=== Data ===

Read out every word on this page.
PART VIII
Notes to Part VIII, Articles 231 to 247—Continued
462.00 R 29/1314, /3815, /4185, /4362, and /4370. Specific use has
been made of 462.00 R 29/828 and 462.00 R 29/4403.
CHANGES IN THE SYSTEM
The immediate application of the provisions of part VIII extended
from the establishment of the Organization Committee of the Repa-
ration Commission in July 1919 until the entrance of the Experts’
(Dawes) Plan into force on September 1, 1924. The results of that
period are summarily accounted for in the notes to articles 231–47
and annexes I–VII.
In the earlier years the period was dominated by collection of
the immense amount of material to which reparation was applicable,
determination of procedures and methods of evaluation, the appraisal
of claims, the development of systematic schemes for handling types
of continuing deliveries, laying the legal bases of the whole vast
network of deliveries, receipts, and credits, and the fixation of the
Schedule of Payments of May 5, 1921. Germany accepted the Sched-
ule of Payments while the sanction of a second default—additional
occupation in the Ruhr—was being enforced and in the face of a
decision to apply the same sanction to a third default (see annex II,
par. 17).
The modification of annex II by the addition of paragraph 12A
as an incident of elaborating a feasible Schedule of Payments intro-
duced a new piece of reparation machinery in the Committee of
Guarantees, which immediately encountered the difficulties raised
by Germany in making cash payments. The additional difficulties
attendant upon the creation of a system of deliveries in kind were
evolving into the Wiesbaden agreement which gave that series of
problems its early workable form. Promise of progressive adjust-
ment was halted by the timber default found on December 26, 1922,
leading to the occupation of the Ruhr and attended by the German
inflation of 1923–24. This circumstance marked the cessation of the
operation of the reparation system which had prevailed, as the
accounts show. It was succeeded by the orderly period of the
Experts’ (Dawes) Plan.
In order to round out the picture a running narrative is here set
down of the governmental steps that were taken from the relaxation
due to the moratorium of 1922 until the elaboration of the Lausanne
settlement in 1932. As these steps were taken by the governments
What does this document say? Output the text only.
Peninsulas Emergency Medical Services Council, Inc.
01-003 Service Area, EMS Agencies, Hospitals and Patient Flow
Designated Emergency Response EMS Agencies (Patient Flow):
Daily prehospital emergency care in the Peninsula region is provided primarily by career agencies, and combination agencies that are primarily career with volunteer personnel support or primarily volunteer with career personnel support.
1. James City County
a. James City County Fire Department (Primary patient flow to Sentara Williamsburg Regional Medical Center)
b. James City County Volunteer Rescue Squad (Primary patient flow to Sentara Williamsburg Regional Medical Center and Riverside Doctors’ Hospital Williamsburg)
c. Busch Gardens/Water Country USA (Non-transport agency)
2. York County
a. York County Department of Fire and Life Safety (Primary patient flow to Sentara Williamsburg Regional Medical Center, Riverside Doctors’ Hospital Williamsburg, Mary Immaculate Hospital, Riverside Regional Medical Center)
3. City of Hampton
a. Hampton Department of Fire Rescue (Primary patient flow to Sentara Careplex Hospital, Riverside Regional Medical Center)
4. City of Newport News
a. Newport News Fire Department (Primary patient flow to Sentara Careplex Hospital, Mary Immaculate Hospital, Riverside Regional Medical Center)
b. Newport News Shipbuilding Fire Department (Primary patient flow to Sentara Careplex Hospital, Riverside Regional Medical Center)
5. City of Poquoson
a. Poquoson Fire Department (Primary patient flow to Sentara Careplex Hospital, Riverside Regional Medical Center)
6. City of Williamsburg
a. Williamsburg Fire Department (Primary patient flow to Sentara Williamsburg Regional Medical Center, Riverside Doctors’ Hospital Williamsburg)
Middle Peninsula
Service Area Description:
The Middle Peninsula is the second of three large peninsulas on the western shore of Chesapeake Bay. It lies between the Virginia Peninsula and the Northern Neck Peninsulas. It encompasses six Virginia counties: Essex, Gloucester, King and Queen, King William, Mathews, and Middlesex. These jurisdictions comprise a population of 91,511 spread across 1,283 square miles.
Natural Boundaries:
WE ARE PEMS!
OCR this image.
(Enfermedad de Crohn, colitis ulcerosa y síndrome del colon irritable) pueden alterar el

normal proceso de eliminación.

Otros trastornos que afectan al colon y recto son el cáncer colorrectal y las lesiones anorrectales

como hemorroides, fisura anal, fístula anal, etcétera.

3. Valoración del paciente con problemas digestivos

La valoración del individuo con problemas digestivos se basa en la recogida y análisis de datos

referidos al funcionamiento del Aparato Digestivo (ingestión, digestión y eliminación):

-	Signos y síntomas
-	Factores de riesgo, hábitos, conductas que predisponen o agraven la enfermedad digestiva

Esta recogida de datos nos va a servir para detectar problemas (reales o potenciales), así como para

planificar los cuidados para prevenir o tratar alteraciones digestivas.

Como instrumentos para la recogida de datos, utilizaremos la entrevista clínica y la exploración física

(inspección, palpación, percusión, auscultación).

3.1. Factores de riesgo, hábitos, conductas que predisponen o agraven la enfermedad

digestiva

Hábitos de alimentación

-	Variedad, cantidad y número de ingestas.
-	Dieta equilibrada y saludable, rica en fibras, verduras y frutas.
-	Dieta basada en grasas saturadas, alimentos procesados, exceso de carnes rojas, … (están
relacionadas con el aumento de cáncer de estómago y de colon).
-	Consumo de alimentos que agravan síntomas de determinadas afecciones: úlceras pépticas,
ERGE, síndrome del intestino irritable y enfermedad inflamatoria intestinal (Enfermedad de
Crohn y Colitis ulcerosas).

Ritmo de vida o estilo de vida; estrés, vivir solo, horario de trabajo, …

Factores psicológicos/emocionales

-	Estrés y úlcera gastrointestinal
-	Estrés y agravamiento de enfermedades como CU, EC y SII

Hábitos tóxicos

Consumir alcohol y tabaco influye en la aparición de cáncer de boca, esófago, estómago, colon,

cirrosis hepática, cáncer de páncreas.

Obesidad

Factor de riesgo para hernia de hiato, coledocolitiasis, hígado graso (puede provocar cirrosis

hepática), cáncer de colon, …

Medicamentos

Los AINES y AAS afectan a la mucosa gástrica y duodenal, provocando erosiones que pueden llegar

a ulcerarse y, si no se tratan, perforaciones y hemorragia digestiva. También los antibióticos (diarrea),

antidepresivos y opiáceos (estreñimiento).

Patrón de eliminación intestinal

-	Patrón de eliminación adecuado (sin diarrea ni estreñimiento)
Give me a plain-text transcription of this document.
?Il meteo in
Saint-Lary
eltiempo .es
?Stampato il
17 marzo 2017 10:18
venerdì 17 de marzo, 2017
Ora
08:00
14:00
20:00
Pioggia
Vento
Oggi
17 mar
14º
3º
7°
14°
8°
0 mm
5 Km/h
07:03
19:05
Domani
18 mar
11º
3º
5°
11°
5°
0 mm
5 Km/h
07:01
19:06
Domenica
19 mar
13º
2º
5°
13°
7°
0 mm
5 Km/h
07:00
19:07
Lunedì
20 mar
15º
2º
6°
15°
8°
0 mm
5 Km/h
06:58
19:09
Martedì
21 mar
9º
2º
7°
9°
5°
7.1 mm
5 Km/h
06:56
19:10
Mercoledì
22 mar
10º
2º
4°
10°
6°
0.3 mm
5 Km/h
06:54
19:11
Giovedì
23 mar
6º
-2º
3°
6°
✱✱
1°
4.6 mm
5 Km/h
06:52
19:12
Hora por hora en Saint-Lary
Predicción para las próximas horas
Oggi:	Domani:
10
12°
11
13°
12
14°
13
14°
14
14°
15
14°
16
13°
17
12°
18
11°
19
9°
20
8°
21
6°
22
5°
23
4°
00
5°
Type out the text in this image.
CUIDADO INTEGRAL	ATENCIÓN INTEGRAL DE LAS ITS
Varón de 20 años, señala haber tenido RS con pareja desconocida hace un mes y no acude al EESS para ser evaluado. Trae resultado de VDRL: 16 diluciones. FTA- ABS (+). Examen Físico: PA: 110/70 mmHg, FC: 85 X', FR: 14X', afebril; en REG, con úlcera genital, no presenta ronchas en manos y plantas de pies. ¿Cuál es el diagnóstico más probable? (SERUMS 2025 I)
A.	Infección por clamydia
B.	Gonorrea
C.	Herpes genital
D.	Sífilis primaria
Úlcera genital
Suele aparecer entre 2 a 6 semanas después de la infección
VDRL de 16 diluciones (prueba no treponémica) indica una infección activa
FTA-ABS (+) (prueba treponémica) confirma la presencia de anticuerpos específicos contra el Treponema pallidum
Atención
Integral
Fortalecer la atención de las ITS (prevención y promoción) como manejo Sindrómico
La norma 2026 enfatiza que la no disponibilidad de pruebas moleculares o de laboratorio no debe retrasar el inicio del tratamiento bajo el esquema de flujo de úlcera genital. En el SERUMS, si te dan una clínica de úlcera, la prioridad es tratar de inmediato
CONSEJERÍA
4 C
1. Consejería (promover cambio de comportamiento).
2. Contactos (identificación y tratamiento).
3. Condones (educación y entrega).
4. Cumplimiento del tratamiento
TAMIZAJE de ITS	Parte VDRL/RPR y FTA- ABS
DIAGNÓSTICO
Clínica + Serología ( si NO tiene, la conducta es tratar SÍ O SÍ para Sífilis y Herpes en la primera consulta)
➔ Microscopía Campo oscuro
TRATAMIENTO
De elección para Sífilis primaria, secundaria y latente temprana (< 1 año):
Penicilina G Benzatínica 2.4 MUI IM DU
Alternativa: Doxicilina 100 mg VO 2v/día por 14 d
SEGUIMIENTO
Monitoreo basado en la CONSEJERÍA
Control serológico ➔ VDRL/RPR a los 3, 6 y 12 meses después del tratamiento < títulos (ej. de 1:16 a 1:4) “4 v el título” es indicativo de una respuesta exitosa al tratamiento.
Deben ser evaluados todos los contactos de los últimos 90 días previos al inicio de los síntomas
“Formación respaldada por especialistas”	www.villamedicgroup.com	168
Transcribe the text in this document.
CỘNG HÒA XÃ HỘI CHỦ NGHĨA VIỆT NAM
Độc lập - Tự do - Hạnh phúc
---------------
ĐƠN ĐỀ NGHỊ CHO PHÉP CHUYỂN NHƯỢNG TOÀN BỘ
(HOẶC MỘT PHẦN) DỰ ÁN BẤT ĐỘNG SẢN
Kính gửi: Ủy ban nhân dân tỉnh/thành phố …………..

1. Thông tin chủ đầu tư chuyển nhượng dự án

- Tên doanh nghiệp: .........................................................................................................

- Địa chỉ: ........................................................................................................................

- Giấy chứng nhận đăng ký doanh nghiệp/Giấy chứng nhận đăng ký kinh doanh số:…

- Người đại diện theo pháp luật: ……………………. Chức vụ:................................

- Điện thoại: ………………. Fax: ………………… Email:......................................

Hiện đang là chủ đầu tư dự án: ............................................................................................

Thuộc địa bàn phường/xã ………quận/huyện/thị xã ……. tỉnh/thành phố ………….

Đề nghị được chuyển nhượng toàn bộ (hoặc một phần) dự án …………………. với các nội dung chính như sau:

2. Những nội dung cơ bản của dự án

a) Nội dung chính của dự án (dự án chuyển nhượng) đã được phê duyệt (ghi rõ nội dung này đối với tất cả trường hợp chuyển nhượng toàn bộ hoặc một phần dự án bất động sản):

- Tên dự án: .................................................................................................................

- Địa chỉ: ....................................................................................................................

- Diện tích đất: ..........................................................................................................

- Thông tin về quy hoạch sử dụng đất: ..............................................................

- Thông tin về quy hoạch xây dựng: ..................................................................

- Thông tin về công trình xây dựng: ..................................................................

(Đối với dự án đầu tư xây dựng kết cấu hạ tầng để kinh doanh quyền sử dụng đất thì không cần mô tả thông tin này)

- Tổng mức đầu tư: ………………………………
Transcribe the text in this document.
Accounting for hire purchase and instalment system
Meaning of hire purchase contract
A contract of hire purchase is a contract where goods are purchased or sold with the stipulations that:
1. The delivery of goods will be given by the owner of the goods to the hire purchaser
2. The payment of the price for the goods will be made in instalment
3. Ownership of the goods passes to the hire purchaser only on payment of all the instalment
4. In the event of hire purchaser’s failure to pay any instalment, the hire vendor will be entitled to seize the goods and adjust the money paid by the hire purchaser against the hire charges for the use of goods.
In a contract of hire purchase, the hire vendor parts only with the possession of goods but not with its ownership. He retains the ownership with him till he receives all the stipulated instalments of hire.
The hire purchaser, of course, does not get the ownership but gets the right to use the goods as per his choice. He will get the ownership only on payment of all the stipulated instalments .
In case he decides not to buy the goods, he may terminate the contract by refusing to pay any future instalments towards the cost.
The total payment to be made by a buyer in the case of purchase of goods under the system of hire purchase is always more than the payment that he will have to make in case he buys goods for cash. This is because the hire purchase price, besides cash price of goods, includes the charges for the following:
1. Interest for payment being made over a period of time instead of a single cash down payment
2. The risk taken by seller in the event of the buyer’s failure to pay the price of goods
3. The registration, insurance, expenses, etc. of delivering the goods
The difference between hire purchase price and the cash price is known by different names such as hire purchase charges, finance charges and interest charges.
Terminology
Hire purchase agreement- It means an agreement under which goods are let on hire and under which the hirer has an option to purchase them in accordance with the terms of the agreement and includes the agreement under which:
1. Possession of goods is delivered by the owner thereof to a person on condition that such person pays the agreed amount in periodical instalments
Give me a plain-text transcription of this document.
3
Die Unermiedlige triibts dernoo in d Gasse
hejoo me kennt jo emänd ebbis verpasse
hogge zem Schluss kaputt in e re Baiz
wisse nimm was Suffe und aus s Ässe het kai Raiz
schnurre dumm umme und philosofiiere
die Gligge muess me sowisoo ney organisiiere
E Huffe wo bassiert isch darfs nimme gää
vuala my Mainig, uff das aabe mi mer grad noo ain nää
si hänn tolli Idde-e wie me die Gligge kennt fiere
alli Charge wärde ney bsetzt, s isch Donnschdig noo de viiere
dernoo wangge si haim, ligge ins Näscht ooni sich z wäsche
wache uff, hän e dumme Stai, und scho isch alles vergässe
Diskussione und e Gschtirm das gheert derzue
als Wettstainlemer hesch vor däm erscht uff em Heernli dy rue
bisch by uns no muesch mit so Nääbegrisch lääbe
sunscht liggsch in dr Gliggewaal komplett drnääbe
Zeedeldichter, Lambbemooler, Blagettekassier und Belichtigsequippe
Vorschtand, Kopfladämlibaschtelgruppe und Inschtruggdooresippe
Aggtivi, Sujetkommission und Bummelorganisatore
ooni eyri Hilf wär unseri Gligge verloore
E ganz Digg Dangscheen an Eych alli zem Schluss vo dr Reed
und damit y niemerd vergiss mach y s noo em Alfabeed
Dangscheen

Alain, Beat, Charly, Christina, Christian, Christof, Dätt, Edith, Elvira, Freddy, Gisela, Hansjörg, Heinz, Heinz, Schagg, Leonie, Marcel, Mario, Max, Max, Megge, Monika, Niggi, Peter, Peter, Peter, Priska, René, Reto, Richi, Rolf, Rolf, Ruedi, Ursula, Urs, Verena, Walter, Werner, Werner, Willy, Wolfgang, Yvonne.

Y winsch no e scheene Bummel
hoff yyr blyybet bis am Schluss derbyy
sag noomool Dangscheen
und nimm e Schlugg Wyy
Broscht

===

> _Stated problem_:
Of the lines in this listing, how many contain "does"? Reply with the number and nothing more.

> _Solved exercise_:
2